**DATASET EXCERPTS:**
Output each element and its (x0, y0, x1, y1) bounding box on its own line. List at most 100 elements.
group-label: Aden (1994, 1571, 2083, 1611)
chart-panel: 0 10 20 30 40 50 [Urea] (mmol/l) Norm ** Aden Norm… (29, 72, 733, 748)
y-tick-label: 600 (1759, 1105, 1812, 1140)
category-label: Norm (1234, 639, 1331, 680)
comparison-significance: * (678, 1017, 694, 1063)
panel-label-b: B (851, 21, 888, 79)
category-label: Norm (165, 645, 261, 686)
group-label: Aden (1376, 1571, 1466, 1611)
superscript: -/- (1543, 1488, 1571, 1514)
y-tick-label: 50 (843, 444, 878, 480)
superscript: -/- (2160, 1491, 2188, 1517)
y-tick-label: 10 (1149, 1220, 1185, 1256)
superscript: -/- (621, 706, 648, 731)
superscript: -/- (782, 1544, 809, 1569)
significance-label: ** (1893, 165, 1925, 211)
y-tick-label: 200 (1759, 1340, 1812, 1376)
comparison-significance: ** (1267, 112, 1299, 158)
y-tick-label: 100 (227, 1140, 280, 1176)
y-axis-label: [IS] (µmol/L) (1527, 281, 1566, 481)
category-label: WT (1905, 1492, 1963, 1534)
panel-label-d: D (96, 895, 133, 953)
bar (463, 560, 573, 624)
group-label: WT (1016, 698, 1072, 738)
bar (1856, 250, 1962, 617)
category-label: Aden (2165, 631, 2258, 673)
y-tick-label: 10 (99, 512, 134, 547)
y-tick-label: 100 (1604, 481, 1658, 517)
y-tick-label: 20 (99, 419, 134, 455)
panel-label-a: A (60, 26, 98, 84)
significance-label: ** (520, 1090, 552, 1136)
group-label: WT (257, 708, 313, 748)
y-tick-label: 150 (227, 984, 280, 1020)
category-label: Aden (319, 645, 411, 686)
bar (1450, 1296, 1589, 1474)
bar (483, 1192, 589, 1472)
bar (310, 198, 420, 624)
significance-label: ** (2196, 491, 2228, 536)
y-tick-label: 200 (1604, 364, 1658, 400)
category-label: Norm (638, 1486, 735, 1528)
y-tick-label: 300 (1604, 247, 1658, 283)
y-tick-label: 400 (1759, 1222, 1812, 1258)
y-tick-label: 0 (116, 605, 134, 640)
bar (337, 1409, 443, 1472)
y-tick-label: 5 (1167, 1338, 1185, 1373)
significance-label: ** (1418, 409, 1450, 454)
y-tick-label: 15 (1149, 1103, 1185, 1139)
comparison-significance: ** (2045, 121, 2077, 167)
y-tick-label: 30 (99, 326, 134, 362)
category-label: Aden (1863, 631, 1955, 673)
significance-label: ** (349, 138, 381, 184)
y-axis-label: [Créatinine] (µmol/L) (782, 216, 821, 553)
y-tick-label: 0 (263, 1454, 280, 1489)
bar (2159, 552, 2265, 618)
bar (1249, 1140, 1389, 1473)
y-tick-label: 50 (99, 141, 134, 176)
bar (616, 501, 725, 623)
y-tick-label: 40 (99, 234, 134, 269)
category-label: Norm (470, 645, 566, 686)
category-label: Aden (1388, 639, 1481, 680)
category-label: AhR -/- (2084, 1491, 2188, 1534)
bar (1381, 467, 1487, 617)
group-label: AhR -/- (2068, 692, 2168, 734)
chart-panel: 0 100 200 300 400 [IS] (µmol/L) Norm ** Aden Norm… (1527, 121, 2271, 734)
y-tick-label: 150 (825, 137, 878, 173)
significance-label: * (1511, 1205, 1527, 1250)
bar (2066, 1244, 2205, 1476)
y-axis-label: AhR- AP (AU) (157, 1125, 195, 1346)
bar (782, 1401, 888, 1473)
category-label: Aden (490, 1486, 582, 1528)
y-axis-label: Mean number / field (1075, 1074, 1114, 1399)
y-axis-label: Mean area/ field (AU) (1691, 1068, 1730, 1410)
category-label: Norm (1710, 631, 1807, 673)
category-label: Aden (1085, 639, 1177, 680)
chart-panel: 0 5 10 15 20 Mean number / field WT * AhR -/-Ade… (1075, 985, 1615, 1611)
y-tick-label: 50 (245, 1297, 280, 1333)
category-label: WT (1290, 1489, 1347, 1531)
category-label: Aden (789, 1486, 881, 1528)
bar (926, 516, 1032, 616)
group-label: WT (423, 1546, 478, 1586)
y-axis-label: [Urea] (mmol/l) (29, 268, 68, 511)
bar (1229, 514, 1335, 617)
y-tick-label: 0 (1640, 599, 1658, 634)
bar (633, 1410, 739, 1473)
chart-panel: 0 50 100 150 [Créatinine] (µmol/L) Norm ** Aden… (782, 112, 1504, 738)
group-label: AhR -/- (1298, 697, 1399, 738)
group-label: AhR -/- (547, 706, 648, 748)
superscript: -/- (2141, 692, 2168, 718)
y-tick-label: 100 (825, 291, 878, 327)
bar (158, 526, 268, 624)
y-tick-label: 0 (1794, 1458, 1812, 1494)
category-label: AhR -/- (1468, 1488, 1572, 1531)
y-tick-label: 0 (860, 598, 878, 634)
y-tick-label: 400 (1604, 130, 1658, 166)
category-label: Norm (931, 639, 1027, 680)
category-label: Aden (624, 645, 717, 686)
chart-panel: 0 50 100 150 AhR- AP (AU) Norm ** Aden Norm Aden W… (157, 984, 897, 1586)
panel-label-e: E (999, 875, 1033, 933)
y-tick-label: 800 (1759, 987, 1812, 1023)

**GOAL:**
Copy out word for word every line from the first line of the records through the line containing "superscript: -/- (621, 706, 648, 731)", including both of those lines.

**TASK ANSWER:**
Output each element and its (x0, y0, x1, y1) bounding box on its own line. List at most 100 elements.
group-label: Aden (1994, 1571, 2083, 1611)
chart-panel: 0 10 20 30 40 50 [Urea] (mmol/l) Norm ** Aden Norm… (29, 72, 733, 748)
y-tick-label: 600 (1759, 1105, 1812, 1140)
category-label: Norm (1234, 639, 1331, 680)
comparison-significance: * (678, 1017, 694, 1063)
panel-label-b: B (851, 21, 888, 79)
category-label: Norm (165, 645, 261, 686)
group-label: Aden (1376, 1571, 1466, 1611)
superscript: -/- (1543, 1488, 1571, 1514)
y-tick-label: 50 (843, 444, 878, 480)
superscript: -/- (2160, 1491, 2188, 1517)
y-tick-label: 10 (1149, 1220, 1185, 1256)
superscript: -/- (621, 706, 648, 731)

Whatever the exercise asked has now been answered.